• **Goal of the exercise**
Omit any picture, and return the remaining data exactly as written.

★ ★ ★ ★ ★

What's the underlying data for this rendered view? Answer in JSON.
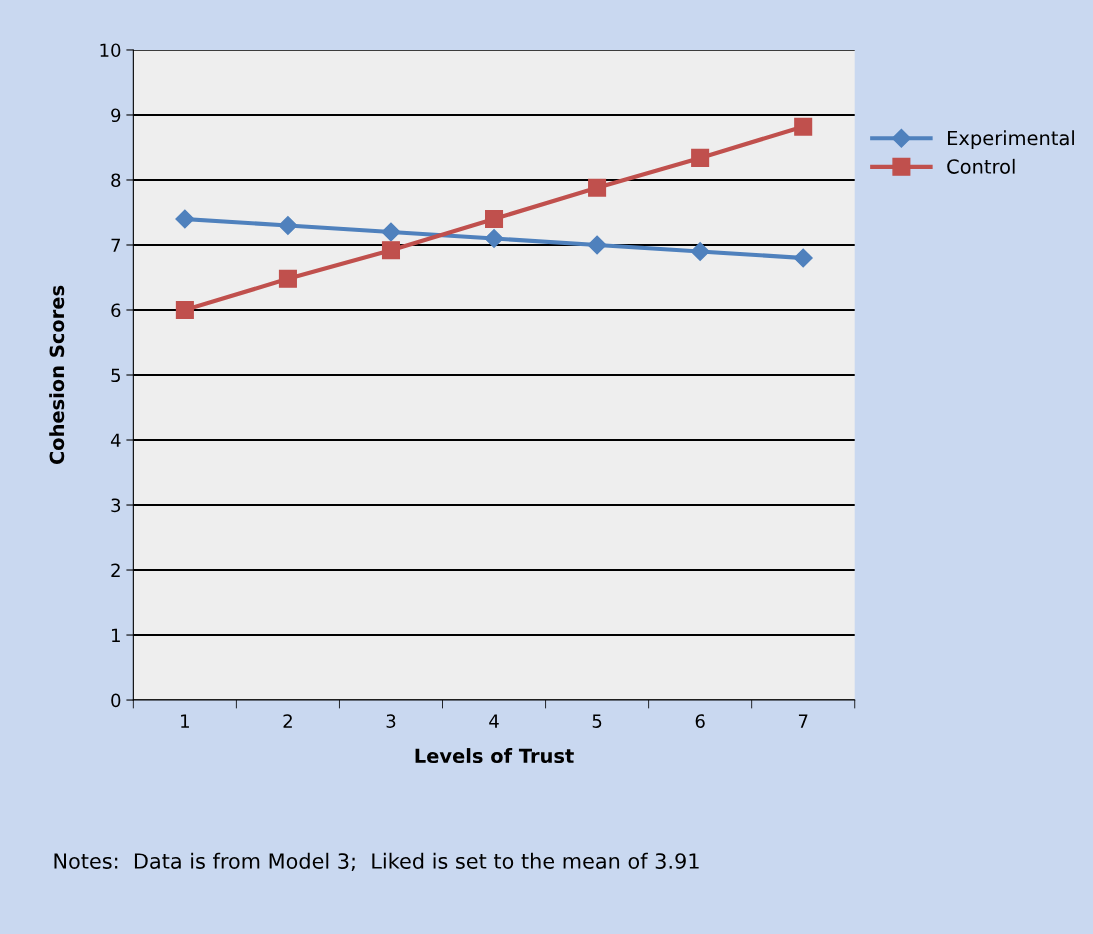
{
  "chart_data": {
    "type": "line",
    "xlabel": "Levels of Trust",
    "ylabel": "Cohesion Scores",
    "categories": [
      "1",
      "2",
      "3",
      "4",
      "5",
      "6",
      "7"
    ],
    "series": [
      {
        "name": "Experimental",
        "color": "#4f81bd",
        "marker": "diamond",
        "values": [
          7.4,
          7.3,
          7.2,
          7.1,
          7.0,
          6.9,
          6.8
        ]
      },
      {
        "name": "Control",
        "color": "#c0504d",
        "marker": "square",
        "values": [
          6.0,
          6.48,
          6.92,
          7.4,
          7.88,
          8.34,
          8.82
        ]
      }
    ],
    "ylim": [
      0,
      10
    ],
    "yticks": [
      0,
      1,
      2,
      3,
      4,
      5,
      6,
      7,
      8,
      9,
      10
    ],
    "grid": "y",
    "legend": "right",
    "line_style": "solid",
    "annotations": [
      "Notes:  Data is from Model 3;  Liked is set to the mean of 3.91"
    ]
  }
}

★ ★ ★ ★ ★

• **Task result**
What's the underlying data for this rendered view? Answer in JSON.
{
  "chart_data": {
    "type": "line",
    "xlabel": "Levels of Trust",
    "ylabel": "Cohesion Scores",
    "categories": [
      "1",
      "2",
      "3",
      "4",
      "5",
      "6",
      "7"
    ],
    "series": [
      {
        "name": "Experimental",
        "color": "#4f81bd",
        "marker": "diamond",
        "values": [
          7.4,
          7.3,
          7.2,
          7.1,
          7.0,
          6.9,
          6.8
        ]
      },
      {
        "name": "Control",
        "color": "#c0504d",
        "marker": "square",
        "values": [
          6.0,
          6.48,
          6.92,
          7.4,
          7.88,
          8.34,
          8.82
        ]
      }
    ],
    "ylim": [
      0,
      10
    ],
    "yticks": [
      0,
      1,
      2,
      3,
      4,
      5,
      6,
      7,
      8,
      9,
      10
    ],
    "grid": "y",
    "legend": "right",
    "line_style": "solid",
    "annotations": [
      "Notes:  Data is from Model 3;  Liked is set to the mean of 3.91"
    ]
  }
}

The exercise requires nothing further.